WHAT IS BEING ASKED:
Transcribe all the records with complete accuracy.

SUPPLIED INFORMATION:
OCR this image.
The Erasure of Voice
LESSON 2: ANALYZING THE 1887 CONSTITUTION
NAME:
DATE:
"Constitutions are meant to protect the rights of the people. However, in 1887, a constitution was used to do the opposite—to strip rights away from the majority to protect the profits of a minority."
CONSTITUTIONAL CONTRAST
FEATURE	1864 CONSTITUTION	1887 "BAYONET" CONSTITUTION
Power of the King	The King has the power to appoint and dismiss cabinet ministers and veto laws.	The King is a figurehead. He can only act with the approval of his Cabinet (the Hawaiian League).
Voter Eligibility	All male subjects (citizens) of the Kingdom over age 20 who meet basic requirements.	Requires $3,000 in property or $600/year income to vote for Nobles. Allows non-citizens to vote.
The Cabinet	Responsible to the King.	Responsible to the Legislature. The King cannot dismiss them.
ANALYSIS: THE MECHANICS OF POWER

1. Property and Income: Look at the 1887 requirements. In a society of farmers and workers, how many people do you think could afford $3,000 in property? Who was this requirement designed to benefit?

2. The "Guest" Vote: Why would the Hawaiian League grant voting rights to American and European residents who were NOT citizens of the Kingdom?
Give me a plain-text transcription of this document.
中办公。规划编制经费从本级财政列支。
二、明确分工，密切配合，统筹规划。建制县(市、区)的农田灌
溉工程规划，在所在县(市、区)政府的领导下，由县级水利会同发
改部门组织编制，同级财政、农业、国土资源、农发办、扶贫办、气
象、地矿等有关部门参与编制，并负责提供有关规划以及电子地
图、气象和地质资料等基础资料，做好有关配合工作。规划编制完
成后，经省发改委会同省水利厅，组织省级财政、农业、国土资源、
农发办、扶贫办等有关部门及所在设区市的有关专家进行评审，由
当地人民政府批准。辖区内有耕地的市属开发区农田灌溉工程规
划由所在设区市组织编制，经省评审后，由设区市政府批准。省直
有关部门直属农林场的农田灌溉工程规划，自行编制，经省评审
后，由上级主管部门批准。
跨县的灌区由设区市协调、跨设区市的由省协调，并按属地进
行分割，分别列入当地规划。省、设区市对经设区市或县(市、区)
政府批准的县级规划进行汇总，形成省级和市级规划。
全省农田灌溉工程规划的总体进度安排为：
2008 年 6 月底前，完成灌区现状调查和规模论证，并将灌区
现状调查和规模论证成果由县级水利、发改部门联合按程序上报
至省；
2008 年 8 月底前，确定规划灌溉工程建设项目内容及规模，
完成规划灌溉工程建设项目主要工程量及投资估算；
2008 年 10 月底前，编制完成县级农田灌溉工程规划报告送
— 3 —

REPLY:
OCR this image.
The Erasure of Voice
LESSON 2: ANALYZING THE 1887 CONSTITUTION
NAME:
DATE:
"Constitutions are meant to protect the rights of the people. However, in 1887, a constitution was used to do the opposite—to strip rights away from the majority to protect the profits of a minority."
CONSTITUTIONAL CONTRAST
FEATURE	1864 CONSTITUTION	1887 "BAYONET" CONSTITUTION
Power of the King	The King has the power to appoint and dismiss cabinet ministers and veto laws.	The King is a figurehead. He can only act with the approval of his Cabinet (the Hawaiian League).
Voter Eligibility	All male subjects (citizens) of the Kingdom over age 20 who meet basic requirements.	Requires $3,000 in property or $600/year income to vote for Nobles. Allows non-citizens to vote.
The Cabinet	Responsible to the King.	Responsible to the Legislature. The King cannot dismiss them.
ANALYSIS: THE MECHANICS OF POWER

1. Property and Income: Look at the 1887 requirements. In a society of farmers and workers, how many people do you think could afford $3,000 in property? Who was this requirement designed to benefit?

2. The "Guest" Vote: Why would the Hawaiian League grant voting rights to American and European residents who were NOT citizens of the Kingdom?
Give me a plain-text transcription of this document.
中办公。规划编制经费从本级财政列支。
二、明确分工，密切配合，统筹规划。建制县(市、区)的农田灌
溉工程规划，在所在县(市、区)政府的领导下，由县级水利会同发
改部门组织编制，同级财政、农业、国土资源、农发办、扶贫办、气
象、地矿等有关部门参与编制，并负责提供有关规划以及电子地
图、气象和地质资料等基础资料，做好有关配合工作。规划编制完
成后，经省发改委会同省水利厅，组织省级财政、农业、国土资源、
农发办、扶贫办等有关部门及所在设区市的有关专家进行评审，由
当地人民政府批准。辖区内有耕地的市属开发区农田灌溉工程规
划由所在设区市组织编制，经省评审后，由设区市政府批准。省直
有关部门直属农林场的农田灌溉工程规划，自行编制，经省评审
后，由上级主管部门批准。
跨县的灌区由设区市协调、跨设区市的由省协调，并按属地进
行分割，分别列入当地规划。省、设区市对经设区市或县(市、区)
政府批准的县级规划进行汇总，形成省级和市级规划。
全省农田灌溉工程规划的总体进度安排为：
2008 年 6 月底前，完成灌区现状调查和规模论证，并将灌区
现状调查和规模论证成果由县级水利、发改部门联合按程序上报
至省；
2008 年 8 月底前，确定规划灌溉工程建设项目内容及规模，
完成规划灌溉工程建设项目主要工程量及投资估算；
2008 年 10 月底前，编制完成县级农田灌溉工程规划报告送
— 3 —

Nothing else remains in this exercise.